§ **Problem to solve**
Scan the entries below for the word "falta". Copy each line that has it.

§ **Data listing**
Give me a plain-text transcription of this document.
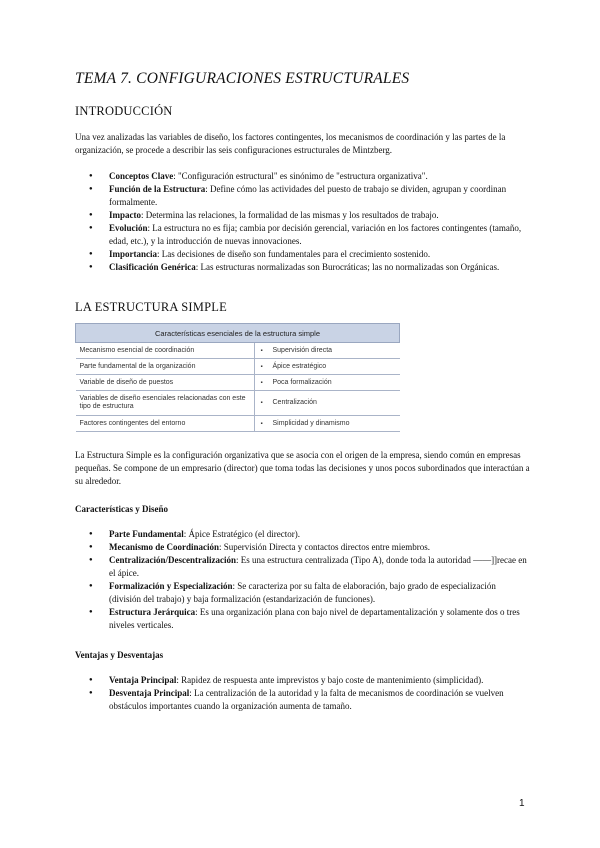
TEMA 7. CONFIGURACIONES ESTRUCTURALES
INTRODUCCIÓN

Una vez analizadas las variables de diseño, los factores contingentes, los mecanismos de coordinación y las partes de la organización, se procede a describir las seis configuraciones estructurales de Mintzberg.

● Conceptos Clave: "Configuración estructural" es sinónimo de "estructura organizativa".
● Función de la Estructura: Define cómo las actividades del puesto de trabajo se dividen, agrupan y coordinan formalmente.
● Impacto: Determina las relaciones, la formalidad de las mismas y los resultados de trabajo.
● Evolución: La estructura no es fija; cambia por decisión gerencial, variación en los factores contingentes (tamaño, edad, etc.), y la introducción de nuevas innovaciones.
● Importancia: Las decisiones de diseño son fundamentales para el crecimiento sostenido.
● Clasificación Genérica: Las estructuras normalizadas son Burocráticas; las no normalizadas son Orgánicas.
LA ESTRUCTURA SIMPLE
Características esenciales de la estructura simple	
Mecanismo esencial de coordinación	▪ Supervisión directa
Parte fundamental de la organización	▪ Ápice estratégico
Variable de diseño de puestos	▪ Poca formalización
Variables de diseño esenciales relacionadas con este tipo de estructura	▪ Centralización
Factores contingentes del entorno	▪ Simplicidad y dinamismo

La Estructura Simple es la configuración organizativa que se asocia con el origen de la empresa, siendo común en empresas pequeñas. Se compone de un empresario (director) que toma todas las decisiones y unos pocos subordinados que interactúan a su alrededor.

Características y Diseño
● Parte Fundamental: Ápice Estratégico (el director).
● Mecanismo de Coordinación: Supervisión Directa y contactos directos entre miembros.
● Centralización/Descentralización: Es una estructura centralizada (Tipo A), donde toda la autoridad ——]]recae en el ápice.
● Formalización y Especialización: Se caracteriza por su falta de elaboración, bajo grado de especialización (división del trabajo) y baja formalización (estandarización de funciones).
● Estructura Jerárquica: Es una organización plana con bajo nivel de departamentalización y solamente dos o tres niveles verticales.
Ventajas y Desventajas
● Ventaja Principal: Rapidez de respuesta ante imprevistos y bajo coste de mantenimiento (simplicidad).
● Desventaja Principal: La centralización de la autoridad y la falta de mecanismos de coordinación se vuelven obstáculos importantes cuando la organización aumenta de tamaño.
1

§ **Complete answer**
● Formalización y Especialización: Se caracteriza por su falta de elaboración, bajo grado de especialización (división del trabajo) y baja formalización (estandarización de funciones).
● Desventaja Principal: La centralización de la autoridad y la falta de mecanismos de coordinación se vuelven obstáculos importantes cuando la organización aumenta de tamaño.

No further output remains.